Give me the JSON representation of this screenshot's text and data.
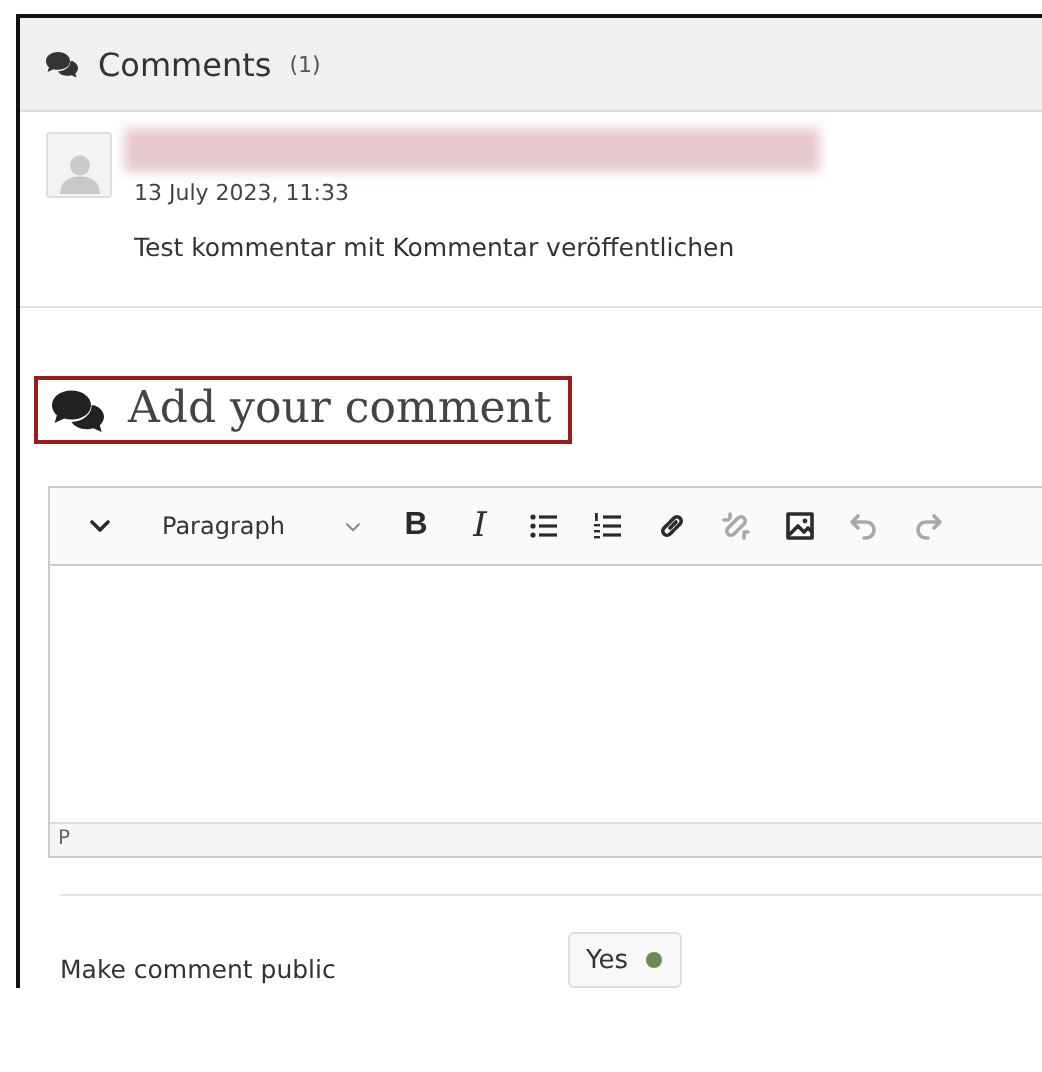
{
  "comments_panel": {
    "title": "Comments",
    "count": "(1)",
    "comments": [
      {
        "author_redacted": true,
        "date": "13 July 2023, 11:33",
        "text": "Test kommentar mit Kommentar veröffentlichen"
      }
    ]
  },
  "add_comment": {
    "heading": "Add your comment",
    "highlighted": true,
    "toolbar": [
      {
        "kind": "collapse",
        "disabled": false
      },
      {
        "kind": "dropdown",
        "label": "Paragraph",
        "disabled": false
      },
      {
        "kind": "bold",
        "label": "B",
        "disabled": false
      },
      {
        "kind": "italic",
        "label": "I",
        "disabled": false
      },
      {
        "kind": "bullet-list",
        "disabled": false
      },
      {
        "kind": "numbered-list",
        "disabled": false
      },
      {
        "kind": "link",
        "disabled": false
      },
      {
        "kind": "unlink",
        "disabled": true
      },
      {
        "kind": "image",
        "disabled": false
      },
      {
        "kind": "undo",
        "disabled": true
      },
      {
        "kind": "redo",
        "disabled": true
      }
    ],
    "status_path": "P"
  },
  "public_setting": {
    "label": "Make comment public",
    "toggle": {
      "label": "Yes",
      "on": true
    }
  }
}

--

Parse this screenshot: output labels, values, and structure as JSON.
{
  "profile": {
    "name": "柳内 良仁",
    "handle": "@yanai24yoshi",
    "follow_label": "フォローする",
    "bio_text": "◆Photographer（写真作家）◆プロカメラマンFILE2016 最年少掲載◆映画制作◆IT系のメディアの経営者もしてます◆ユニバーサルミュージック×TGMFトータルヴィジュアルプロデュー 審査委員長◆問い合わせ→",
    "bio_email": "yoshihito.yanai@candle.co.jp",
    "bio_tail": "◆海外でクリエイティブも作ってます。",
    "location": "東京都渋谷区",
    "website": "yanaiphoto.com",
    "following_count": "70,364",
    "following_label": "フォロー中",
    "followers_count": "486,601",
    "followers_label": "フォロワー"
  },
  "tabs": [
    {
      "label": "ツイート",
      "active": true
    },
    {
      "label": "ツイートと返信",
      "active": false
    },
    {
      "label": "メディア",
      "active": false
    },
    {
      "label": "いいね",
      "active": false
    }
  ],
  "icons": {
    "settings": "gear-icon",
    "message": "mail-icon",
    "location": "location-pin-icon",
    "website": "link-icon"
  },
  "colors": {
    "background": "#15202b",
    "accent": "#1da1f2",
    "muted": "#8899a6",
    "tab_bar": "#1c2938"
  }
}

* * *

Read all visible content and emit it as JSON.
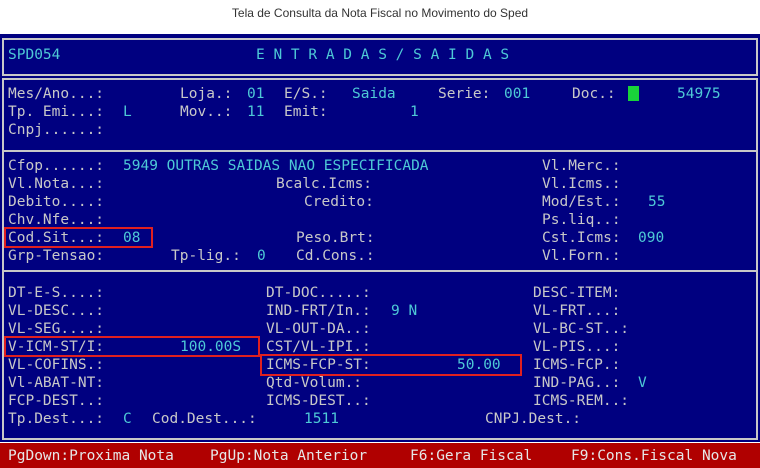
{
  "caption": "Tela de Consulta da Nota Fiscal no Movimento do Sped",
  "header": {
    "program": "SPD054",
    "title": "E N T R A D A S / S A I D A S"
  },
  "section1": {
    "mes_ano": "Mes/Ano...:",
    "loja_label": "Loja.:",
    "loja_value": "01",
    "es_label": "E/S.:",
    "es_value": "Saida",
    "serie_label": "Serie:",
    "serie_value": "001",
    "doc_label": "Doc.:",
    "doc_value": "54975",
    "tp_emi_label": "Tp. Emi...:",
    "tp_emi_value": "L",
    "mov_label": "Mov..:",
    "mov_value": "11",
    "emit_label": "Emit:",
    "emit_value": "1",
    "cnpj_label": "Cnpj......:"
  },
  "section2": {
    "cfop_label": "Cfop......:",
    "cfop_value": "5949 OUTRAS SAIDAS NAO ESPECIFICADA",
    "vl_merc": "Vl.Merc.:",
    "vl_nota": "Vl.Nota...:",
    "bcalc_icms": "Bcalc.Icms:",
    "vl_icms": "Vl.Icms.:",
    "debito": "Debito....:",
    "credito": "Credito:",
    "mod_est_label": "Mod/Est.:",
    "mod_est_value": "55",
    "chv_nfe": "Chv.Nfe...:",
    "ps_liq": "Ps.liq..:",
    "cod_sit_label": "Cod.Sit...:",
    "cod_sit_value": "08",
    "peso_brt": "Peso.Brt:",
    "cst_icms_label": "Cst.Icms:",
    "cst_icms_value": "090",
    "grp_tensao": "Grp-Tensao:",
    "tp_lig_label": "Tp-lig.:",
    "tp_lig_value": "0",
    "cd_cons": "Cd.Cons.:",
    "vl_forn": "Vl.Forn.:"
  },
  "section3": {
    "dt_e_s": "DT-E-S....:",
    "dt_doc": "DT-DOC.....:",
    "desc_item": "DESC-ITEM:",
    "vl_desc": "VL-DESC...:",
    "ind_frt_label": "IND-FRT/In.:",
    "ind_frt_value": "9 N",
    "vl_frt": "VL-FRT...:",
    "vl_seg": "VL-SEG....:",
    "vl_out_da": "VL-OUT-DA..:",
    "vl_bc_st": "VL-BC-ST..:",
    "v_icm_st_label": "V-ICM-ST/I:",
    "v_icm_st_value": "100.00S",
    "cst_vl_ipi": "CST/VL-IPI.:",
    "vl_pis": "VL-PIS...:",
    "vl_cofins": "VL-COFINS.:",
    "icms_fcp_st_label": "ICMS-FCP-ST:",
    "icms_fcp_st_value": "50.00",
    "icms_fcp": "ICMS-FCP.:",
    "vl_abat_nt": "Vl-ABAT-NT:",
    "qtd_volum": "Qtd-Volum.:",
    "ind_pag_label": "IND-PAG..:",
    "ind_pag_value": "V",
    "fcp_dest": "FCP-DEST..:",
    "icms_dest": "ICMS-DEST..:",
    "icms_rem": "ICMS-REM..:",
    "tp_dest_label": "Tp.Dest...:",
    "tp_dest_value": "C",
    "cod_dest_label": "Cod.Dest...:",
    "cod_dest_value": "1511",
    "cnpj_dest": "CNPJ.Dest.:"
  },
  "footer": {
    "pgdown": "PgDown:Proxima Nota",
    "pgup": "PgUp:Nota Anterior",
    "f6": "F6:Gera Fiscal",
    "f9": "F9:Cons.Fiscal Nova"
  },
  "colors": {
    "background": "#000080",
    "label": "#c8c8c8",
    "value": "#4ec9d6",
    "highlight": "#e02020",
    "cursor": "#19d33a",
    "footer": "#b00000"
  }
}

Written request — Go through the entries above and copy every line containing "Nota".

Result —
  "caption": "Tela de Consulta da Nota Fiscal no Movimento do Sped",
    "vl_nota": "Vl.Nota...:",
    "pgdown": "PgDown:Proxima Nota",
    "pgup": "PgUp:Nota Anterior",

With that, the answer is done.